Given task: Your task is to give the listing below back word for word, pictures excluded.

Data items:
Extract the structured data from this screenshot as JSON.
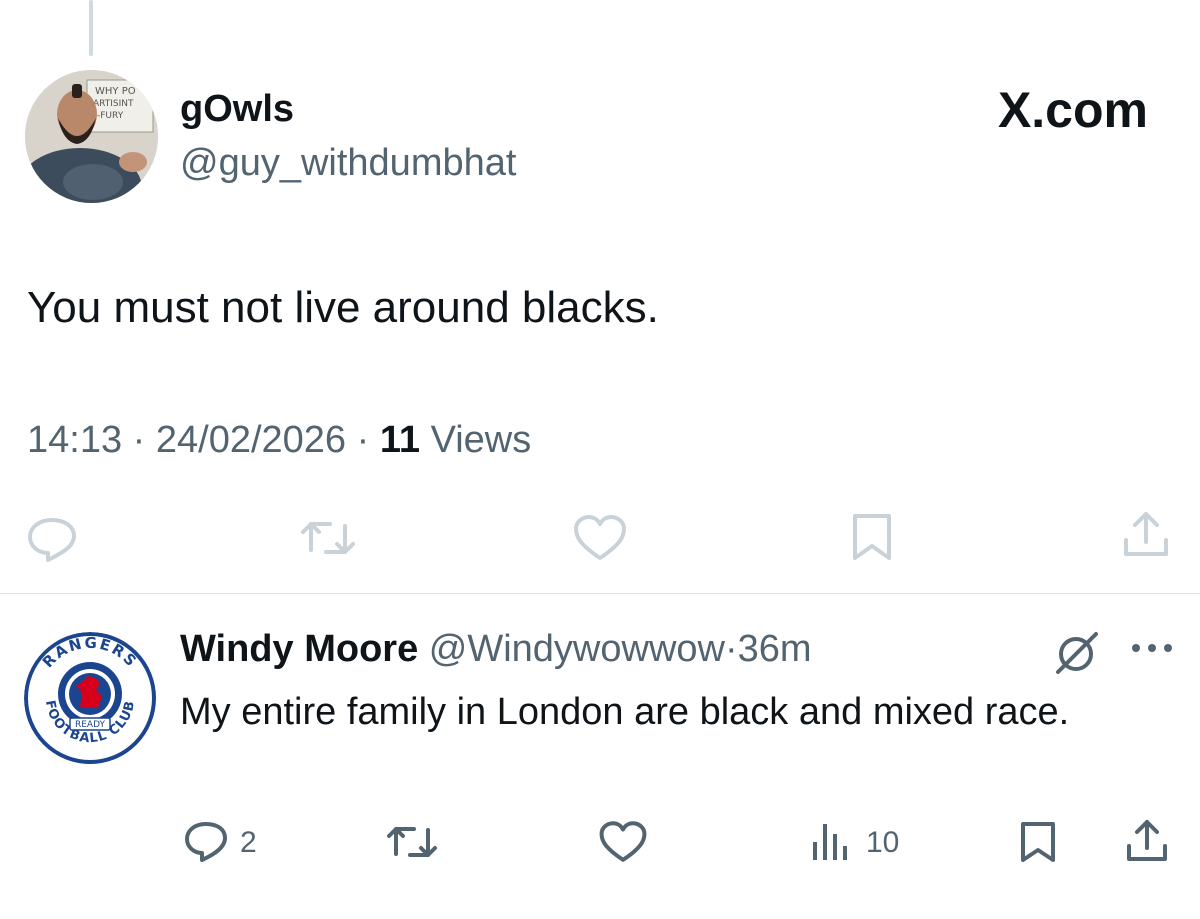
{
  "tweet": {
    "author_name": "gOwls",
    "author_handle": "@guy_withdumbhat",
    "brand": "X.com",
    "text": "You must not live around blacks.",
    "time": "14:13",
    "separator": " · ",
    "date": "24/02/2026",
    "views_count": "11",
    "views_label": " Views",
    "avatar_sign_text": [
      "WHY PO",
      "ARTISINT",
      "-FURY"
    ],
    "icons": [
      "reply-icon",
      "retweet-icon",
      "like-icon",
      "bookmark-icon",
      "share-icon"
    ]
  },
  "reply": {
    "author_name": "Windy Moore",
    "author_handle": "@Windywowwow",
    "separator": "·",
    "time": "36m",
    "text": "My entire family in London are black and mixed race.",
    "reply_count": "2",
    "views_count": "10",
    "avatar_badge_text": [
      "RANGERS",
      "FOOTBALL CLUB",
      "READY"
    ],
    "icons": [
      "mute-icon",
      "more-icon",
      "reply-icon",
      "retweet-icon",
      "like-icon",
      "views-icon",
      "bookmark-icon",
      "share-icon"
    ]
  },
  "colors": {
    "text_primary": "#0f1419",
    "text_secondary": "#536471",
    "faded_icon": "#c9d2d8",
    "rangers_blue": "#1b458f",
    "rangers_red": "#d6001c"
  }
}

Full response:
Extract the structured data from this screenshot as JSON.
{
  "tweet": {
    "author_name": "gOwls",
    "author_handle": "@guy_withdumbhat",
    "brand": "X.com",
    "text": "You must not live around blacks.",
    "time": "14:13",
    "separator": " · ",
    "date": "24/02/2026",
    "views_count": "11",
    "views_label": " Views",
    "avatar_sign_text": [
      "WHY PO",
      "ARTISINT",
      "-FURY"
    ],
    "icons": [
      "reply-icon",
      "retweet-icon",
      "like-icon",
      "bookmark-icon",
      "share-icon"
    ]
  },
  "reply": {
    "author_name": "Windy Moore",
    "author_handle": "@Windywowwow",
    "separator": "·",
    "time": "36m",
    "text": "My entire family in London are black and mixed race.",
    "reply_count": "2",
    "views_count": "10",
    "avatar_badge_text": [
      "RANGERS",
      "FOOTBALL CLUB",
      "READY"
    ],
    "icons": [
      "mute-icon",
      "more-icon",
      "reply-icon",
      "retweet-icon",
      "like-icon",
      "views-icon",
      "bookmark-icon",
      "share-icon"
    ]
  },
  "colors": {
    "text_primary": "#0f1419",
    "text_secondary": "#536471",
    "faded_icon": "#c9d2d8",
    "rangers_blue": "#1b458f",
    "rangers_red": "#d6001c"
  }
}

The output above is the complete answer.